Using the entries that follow, collect the lines where the word "color" appears.

* start *

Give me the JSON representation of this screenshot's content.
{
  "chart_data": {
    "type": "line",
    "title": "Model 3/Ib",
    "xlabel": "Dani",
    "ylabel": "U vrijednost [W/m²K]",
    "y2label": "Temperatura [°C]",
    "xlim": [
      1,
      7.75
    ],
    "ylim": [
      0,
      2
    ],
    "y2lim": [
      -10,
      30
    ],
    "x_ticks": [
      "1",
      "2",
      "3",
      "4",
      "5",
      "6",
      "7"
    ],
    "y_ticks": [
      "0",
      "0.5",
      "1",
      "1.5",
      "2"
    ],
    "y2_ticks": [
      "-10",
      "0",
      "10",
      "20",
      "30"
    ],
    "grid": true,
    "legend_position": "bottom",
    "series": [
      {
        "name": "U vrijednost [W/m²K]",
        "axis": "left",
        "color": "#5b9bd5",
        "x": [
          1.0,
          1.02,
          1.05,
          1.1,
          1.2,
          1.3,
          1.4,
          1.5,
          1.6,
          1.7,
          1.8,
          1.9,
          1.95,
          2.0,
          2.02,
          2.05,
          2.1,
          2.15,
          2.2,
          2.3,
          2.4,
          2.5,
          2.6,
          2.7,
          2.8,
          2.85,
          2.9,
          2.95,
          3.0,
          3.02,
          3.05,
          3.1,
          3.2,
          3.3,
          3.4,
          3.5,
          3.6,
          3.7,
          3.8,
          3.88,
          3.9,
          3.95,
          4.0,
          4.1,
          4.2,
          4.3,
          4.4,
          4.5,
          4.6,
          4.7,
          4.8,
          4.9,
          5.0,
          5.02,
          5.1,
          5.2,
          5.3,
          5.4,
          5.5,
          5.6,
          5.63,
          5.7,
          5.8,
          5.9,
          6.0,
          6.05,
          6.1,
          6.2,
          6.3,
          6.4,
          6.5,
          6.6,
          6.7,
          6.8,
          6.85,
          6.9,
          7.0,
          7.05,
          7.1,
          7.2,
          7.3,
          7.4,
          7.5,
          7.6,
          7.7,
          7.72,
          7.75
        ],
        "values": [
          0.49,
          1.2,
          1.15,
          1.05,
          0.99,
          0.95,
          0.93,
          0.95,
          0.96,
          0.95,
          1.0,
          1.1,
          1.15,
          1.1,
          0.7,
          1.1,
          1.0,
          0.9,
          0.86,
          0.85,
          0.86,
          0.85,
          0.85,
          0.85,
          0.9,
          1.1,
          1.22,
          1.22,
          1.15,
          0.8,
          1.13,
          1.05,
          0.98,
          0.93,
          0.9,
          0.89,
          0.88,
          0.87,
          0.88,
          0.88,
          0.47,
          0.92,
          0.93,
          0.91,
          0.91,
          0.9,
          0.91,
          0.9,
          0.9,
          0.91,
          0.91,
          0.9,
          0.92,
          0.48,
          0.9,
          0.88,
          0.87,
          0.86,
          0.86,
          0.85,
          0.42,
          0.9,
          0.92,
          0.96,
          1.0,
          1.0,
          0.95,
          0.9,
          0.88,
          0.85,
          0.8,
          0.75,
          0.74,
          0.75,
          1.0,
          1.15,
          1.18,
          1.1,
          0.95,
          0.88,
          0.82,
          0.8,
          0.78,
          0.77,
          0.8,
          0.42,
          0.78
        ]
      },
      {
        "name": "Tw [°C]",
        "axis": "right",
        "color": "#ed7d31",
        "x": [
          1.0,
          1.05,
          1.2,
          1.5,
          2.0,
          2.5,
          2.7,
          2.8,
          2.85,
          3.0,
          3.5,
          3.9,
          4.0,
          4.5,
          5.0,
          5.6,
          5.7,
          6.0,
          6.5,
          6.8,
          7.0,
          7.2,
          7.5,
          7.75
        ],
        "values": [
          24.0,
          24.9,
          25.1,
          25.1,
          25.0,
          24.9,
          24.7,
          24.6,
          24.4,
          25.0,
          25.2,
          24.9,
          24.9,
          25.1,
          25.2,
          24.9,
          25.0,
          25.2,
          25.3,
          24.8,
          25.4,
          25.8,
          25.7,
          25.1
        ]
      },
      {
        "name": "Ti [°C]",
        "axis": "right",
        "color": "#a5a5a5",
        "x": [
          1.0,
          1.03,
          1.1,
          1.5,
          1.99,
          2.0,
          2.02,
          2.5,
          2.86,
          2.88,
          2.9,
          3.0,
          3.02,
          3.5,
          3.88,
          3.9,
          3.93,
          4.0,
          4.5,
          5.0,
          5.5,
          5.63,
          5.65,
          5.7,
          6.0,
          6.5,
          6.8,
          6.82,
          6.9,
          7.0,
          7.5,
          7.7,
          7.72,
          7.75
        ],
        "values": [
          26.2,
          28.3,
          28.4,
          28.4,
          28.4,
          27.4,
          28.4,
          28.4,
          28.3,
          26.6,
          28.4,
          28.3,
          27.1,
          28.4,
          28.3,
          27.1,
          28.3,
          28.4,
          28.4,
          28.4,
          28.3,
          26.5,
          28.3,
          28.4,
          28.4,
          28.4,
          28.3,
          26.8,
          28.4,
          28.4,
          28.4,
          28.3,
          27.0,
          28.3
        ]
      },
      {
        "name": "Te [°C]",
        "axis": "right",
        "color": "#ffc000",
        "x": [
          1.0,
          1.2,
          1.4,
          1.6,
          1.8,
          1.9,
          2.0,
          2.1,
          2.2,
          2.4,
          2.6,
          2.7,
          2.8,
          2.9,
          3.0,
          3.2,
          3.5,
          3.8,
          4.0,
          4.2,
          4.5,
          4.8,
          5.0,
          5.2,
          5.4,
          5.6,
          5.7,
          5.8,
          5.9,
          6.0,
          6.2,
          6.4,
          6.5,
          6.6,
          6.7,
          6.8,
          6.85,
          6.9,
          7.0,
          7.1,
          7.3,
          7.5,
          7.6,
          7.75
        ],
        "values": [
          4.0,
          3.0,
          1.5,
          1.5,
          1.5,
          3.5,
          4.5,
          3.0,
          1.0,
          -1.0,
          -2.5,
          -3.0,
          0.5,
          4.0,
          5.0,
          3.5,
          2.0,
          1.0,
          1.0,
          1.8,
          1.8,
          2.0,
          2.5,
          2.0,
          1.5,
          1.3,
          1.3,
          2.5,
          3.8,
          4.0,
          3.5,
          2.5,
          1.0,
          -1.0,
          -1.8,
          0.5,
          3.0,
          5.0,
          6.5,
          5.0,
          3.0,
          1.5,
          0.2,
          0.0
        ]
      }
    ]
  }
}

* end *

> _Answer for this exercise_:
        "color": "#5b9bd5",
        "color": "#ed7d31",
        "color": "#a5a5a5",
        "color": "#ffc000",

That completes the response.